▸ **Data entries**

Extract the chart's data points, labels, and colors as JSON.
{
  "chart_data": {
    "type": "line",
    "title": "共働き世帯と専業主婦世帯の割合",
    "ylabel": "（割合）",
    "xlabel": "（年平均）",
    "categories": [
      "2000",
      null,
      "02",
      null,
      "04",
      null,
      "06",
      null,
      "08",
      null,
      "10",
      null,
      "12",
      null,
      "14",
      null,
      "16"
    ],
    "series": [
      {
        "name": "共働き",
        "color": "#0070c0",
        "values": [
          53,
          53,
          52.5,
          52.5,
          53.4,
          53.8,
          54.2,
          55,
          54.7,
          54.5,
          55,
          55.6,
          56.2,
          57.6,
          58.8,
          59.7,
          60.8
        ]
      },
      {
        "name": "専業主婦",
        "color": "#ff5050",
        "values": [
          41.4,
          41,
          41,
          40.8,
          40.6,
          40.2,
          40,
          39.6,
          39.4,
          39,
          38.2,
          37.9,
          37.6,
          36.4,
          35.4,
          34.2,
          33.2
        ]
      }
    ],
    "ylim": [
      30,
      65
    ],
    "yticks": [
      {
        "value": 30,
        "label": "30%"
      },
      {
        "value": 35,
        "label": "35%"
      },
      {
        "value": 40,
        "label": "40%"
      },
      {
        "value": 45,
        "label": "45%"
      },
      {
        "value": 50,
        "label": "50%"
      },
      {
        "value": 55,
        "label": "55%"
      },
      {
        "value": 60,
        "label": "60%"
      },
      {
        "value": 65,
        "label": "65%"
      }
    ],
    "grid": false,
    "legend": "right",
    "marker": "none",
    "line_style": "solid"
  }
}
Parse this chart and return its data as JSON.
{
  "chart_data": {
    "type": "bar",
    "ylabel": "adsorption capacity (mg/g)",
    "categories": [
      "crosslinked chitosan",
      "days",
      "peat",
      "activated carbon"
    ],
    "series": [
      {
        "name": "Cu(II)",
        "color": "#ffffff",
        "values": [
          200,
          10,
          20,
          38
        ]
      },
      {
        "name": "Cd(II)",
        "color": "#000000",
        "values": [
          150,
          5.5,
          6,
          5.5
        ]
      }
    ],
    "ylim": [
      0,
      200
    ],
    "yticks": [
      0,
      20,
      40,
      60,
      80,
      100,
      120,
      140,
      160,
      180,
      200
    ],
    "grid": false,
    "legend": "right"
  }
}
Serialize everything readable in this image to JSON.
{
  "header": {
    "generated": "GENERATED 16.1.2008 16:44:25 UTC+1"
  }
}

▸ **Given task**
Note every line above where the string "ylabel" shows up, and copy those lines.

▸ **Written solution**
    "ylabel": "（割合）",
    "ylabel": "adsorption capacity (mg/g)",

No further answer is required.